== AIM OF THE TASK ==
In the entries below, find the lines with the word "barcoding" and copy them.

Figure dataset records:
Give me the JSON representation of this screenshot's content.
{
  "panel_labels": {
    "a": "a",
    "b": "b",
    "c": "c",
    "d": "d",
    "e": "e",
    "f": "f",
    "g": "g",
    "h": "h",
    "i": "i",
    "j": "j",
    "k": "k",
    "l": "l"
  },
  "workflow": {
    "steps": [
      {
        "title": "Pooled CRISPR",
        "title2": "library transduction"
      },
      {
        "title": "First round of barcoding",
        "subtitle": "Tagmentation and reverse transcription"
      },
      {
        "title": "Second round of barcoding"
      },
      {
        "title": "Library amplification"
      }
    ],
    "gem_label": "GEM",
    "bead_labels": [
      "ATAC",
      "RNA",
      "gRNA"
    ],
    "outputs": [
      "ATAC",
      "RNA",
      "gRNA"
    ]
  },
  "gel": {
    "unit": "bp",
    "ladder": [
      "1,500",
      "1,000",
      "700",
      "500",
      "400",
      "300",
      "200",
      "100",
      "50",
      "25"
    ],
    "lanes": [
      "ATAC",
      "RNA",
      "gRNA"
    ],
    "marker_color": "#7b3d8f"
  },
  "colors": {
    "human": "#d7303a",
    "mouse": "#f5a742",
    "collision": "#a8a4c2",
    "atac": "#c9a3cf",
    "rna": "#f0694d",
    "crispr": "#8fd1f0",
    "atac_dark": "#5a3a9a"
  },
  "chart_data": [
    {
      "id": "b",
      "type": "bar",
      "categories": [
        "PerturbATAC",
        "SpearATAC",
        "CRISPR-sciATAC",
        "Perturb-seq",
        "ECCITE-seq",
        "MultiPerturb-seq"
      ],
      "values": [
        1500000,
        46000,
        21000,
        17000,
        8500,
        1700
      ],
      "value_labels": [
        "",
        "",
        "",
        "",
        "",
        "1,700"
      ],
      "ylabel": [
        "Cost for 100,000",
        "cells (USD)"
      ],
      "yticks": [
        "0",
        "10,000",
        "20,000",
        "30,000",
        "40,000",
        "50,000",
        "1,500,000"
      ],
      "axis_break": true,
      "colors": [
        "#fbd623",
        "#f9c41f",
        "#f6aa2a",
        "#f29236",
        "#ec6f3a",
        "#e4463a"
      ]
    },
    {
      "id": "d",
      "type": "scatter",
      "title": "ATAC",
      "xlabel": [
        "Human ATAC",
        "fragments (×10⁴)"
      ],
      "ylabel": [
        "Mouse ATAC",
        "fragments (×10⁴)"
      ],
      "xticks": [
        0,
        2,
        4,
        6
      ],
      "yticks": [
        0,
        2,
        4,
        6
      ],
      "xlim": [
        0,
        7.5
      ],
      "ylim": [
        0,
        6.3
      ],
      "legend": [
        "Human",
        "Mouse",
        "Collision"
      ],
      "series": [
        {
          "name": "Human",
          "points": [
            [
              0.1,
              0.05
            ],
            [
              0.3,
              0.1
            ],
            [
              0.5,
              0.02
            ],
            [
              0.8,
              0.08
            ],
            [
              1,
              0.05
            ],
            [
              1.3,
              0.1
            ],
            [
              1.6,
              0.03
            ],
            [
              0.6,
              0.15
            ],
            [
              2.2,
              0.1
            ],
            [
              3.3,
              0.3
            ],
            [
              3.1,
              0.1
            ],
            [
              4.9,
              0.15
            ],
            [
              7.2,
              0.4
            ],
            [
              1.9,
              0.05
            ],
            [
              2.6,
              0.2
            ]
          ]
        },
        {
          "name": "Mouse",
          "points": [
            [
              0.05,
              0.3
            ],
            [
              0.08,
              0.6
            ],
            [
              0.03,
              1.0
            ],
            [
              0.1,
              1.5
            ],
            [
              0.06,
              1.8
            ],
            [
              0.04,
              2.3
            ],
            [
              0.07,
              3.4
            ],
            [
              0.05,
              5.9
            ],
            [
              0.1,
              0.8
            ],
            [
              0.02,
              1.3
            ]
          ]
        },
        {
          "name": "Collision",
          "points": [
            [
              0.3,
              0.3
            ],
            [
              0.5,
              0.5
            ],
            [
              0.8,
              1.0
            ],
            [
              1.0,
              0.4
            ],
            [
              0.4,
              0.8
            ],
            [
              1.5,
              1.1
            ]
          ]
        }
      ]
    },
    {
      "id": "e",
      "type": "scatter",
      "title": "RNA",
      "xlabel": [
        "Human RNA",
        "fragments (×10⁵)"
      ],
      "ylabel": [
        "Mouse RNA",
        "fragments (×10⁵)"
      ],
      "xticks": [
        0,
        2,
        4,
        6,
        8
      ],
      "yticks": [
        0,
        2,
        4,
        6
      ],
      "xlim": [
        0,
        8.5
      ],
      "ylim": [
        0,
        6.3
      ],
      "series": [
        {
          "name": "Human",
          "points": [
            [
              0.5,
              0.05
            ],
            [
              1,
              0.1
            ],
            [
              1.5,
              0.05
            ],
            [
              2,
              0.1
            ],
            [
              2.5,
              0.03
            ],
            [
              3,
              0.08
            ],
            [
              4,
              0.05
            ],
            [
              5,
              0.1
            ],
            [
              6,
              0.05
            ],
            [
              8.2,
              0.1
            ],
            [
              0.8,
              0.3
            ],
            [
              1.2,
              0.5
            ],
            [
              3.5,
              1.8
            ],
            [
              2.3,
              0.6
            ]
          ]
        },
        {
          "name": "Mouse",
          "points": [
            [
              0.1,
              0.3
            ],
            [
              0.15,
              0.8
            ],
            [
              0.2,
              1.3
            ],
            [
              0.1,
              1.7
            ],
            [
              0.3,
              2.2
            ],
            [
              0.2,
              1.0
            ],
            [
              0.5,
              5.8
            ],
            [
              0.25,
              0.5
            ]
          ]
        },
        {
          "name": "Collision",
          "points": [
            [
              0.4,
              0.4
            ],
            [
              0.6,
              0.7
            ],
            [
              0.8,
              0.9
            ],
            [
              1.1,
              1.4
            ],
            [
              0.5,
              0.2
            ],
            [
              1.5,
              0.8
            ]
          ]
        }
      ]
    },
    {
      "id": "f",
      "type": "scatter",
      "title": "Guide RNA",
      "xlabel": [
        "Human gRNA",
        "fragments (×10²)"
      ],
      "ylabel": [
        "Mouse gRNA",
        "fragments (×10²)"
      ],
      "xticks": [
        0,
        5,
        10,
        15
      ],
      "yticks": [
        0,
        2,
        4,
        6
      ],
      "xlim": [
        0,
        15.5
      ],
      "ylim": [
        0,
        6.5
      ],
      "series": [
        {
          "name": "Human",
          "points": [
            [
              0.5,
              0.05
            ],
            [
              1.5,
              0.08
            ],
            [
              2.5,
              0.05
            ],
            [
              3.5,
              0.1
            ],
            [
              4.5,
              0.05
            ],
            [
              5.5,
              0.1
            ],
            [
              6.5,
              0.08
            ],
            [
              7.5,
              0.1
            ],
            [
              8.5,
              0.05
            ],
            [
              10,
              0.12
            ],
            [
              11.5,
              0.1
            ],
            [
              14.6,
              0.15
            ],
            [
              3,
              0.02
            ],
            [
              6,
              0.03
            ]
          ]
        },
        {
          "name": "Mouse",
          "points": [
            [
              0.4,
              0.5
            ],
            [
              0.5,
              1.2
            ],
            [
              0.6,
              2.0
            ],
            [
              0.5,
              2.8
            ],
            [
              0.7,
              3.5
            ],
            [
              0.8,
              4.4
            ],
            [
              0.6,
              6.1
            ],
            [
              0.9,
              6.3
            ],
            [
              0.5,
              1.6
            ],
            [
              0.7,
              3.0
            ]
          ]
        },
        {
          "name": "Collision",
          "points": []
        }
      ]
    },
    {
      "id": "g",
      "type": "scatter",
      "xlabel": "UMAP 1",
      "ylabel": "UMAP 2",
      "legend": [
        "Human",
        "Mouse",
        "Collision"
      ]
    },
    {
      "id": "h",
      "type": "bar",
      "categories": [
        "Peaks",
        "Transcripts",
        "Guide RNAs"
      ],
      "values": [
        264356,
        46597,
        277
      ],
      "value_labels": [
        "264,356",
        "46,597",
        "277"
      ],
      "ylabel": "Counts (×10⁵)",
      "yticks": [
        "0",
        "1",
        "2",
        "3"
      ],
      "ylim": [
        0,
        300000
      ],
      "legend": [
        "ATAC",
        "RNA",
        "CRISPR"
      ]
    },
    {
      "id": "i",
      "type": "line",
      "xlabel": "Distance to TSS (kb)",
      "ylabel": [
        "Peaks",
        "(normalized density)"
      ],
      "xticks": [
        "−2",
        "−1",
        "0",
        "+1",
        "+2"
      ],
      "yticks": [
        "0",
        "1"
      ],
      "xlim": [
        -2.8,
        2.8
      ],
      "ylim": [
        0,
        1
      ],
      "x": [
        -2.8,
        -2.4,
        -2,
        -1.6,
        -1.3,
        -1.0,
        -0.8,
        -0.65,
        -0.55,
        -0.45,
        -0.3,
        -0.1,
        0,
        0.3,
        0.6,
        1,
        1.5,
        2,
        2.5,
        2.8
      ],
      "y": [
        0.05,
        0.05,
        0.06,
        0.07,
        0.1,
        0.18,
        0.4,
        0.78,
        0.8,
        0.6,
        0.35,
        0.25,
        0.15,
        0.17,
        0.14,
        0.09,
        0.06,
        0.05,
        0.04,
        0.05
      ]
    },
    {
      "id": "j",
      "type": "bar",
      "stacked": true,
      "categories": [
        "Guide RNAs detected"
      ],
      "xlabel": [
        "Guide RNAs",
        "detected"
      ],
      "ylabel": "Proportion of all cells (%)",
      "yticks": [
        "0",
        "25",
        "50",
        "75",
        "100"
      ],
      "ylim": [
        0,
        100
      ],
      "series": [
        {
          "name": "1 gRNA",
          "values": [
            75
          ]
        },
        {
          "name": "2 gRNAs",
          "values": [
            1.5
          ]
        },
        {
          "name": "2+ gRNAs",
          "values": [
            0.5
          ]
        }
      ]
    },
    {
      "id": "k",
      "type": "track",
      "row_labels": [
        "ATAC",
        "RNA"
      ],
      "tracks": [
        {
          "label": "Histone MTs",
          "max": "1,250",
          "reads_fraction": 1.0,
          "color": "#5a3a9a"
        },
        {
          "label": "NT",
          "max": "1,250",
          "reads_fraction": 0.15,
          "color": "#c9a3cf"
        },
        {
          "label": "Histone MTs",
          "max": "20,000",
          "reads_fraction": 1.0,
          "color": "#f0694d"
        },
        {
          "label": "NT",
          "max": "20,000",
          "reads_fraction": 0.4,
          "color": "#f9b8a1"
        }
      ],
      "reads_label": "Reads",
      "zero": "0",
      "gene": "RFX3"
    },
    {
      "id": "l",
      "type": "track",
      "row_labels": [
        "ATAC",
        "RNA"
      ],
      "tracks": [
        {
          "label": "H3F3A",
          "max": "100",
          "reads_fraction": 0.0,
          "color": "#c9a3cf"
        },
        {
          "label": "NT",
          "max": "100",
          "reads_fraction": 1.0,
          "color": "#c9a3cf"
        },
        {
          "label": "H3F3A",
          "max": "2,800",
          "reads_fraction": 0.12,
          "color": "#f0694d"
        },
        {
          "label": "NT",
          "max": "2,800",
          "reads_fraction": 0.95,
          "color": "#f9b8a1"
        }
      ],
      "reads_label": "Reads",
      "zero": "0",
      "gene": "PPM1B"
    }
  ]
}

== EXERCISE ANSWER ==
        "title": "First round of barcoding",
        "title": "Second round of barcoding"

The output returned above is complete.